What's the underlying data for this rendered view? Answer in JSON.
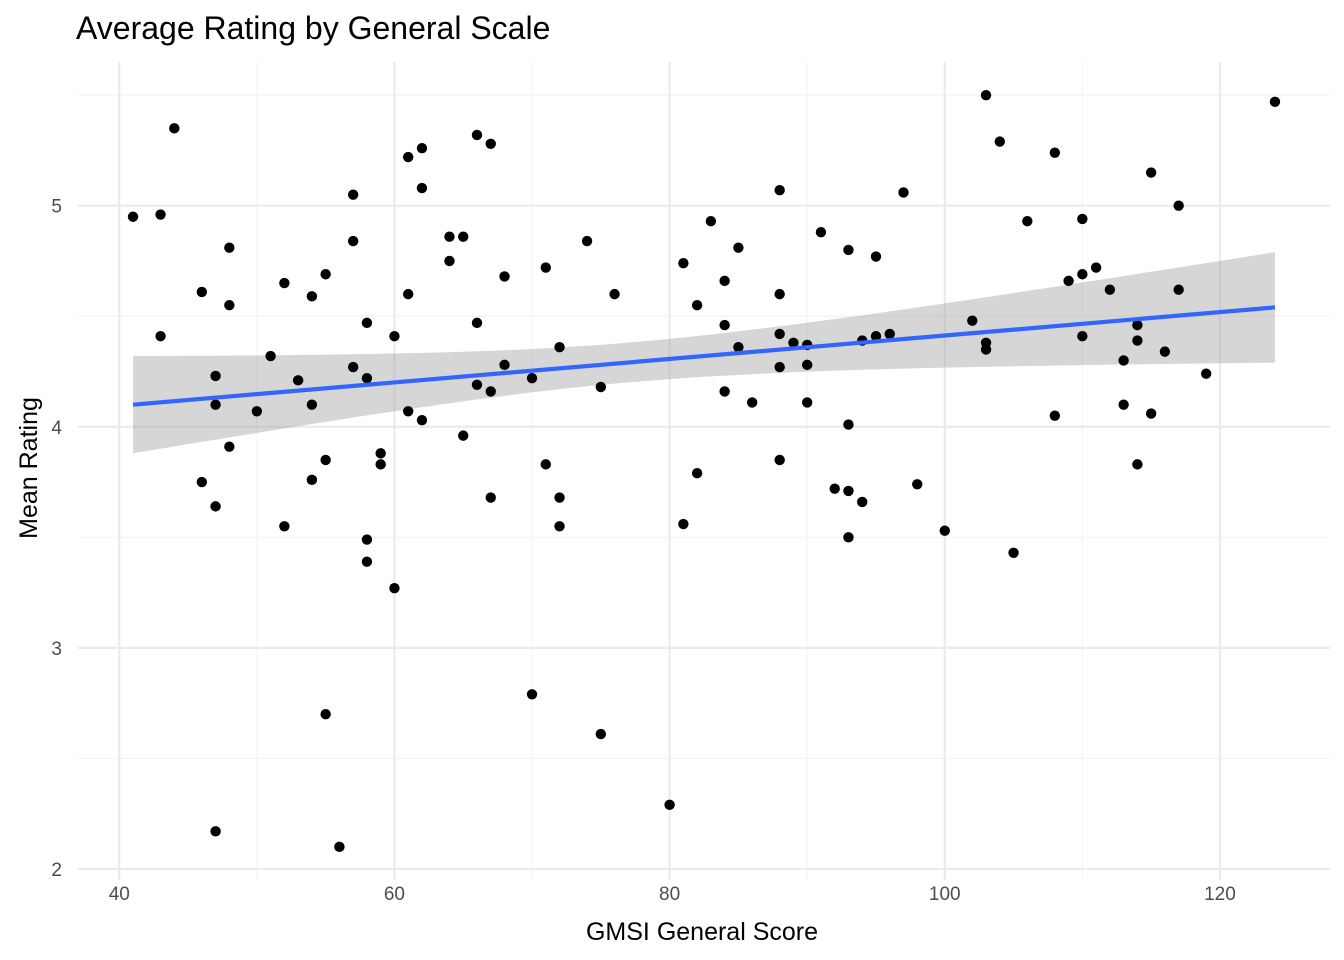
{
  "chart_data": {
    "type": "scatter",
    "title": "Average Rating by General Scale",
    "xlabel": "GMSI General Score",
    "ylabel": "Mean Rating",
    "xlim": [
      37,
      128
    ],
    "ylim": [
      1.95,
      5.65
    ],
    "x_ticks": [
      40,
      60,
      80,
      100,
      120
    ],
    "y_ticks": [
      2,
      3,
      4,
      5
    ],
    "grid": true,
    "points": [
      [
        41,
        4.95
      ],
      [
        43,
        4.96
      ],
      [
        43,
        4.41
      ],
      [
        44,
        5.35
      ],
      [
        46,
        4.61
      ],
      [
        46,
        3.75
      ],
      [
        47,
        4.23
      ],
      [
        47,
        4.1
      ],
      [
        47,
        3.64
      ],
      [
        47,
        2.17
      ],
      [
        48,
        4.81
      ],
      [
        48,
        4.55
      ],
      [
        48,
        3.91
      ],
      [
        50,
        4.07
      ],
      [
        51,
        4.32
      ],
      [
        52,
        4.65
      ],
      [
        52,
        3.55
      ],
      [
        53,
        4.21
      ],
      [
        54,
        4.59
      ],
      [
        54,
        4.1
      ],
      [
        54,
        3.76
      ],
      [
        55,
        4.69
      ],
      [
        55,
        3.85
      ],
      [
        55,
        2.7
      ],
      [
        56,
        2.1
      ],
      [
        57,
        5.05
      ],
      [
        57,
        4.84
      ],
      [
        57,
        4.27
      ],
      [
        58,
        4.47
      ],
      [
        58,
        4.22
      ],
      [
        58,
        3.49
      ],
      [
        58,
        3.39
      ],
      [
        59,
        3.88
      ],
      [
        59,
        3.83
      ],
      [
        60,
        4.41
      ],
      [
        60,
        3.27
      ],
      [
        61,
        5.22
      ],
      [
        61,
        4.6
      ],
      [
        61,
        4.07
      ],
      [
        62,
        5.26
      ],
      [
        62,
        5.08
      ],
      [
        62,
        4.03
      ],
      [
        64,
        4.86
      ],
      [
        64,
        4.75
      ],
      [
        65,
        4.86
      ],
      [
        65,
        3.96
      ],
      [
        66,
        5.32
      ],
      [
        66,
        4.47
      ],
      [
        66,
        4.19
      ],
      [
        67,
        5.28
      ],
      [
        67,
        4.16
      ],
      [
        67,
        3.68
      ],
      [
        68,
        4.68
      ],
      [
        68,
        4.28
      ],
      [
        70,
        4.22
      ],
      [
        70,
        2.79
      ],
      [
        71,
        4.72
      ],
      [
        71,
        3.83
      ],
      [
        72,
        4.36
      ],
      [
        72,
        3.68
      ],
      [
        72,
        3.55
      ],
      [
        74,
        4.84
      ],
      [
        75,
        4.18
      ],
      [
        75,
        2.61
      ],
      [
        76,
        4.6
      ],
      [
        80,
        2.29
      ],
      [
        81,
        4.74
      ],
      [
        81,
        3.56
      ],
      [
        82,
        4.55
      ],
      [
        82,
        3.79
      ],
      [
        83,
        4.93
      ],
      [
        84,
        4.66
      ],
      [
        84,
        4.46
      ],
      [
        84,
        4.16
      ],
      [
        85,
        4.81
      ],
      [
        85,
        4.36
      ],
      [
        86,
        4.11
      ],
      [
        88,
        5.07
      ],
      [
        88,
        4.6
      ],
      [
        88,
        4.42
      ],
      [
        88,
        4.27
      ],
      [
        88,
        3.85
      ],
      [
        89,
        4.38
      ],
      [
        90,
        4.37
      ],
      [
        90,
        4.28
      ],
      [
        90,
        4.11
      ],
      [
        91,
        4.88
      ],
      [
        92,
        3.72
      ],
      [
        93,
        4.8
      ],
      [
        93,
        4.01
      ],
      [
        93,
        3.71
      ],
      [
        93,
        3.5
      ],
      [
        94,
        4.39
      ],
      [
        94,
        3.66
      ],
      [
        95,
        4.77
      ],
      [
        95,
        4.41
      ],
      [
        96,
        4.42
      ],
      [
        97,
        5.06
      ],
      [
        98,
        3.74
      ],
      [
        100,
        3.53
      ],
      [
        102,
        4.48
      ],
      [
        103,
        5.5
      ],
      [
        103,
        4.38
      ],
      [
        103,
        4.35
      ],
      [
        104,
        5.29
      ],
      [
        105,
        3.43
      ],
      [
        106,
        4.93
      ],
      [
        108,
        5.24
      ],
      [
        108,
        4.05
      ],
      [
        109,
        4.66
      ],
      [
        110,
        4.94
      ],
      [
        110,
        4.69
      ],
      [
        110,
        4.41
      ],
      [
        111,
        4.72
      ],
      [
        112,
        4.62
      ],
      [
        113,
        4.3
      ],
      [
        113,
        4.1
      ],
      [
        114,
        4.46
      ],
      [
        114,
        4.39
      ],
      [
        114,
        3.83
      ],
      [
        115,
        5.15
      ],
      [
        115,
        4.06
      ],
      [
        116,
        4.34
      ],
      [
        117,
        5.0
      ],
      [
        117,
        4.62
      ],
      [
        119,
        4.24
      ],
      [
        124,
        5.47
      ]
    ],
    "trend": {
      "x_start": 41,
      "x_end": 124,
      "y_start": 4.1,
      "y_end": 4.54,
      "ci_lower": [
        3.88,
        4.28
      ],
      "ci_upper": [
        4.32,
        4.79
      ],
      "ci_x_center": 77
    },
    "colors": {
      "points": "#000000",
      "line": "#3366ff",
      "ribbon": "#999999",
      "grid_major": "#ebebeb",
      "grid_minor": "#f3f3f3"
    }
  }
}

□ □ □ □

## Aim
Find the word "Rating" in the records and pull out each line that has it.

## Final result
    "title": "Average Rating by General Scale",
    "ylabel": "Mean Rating",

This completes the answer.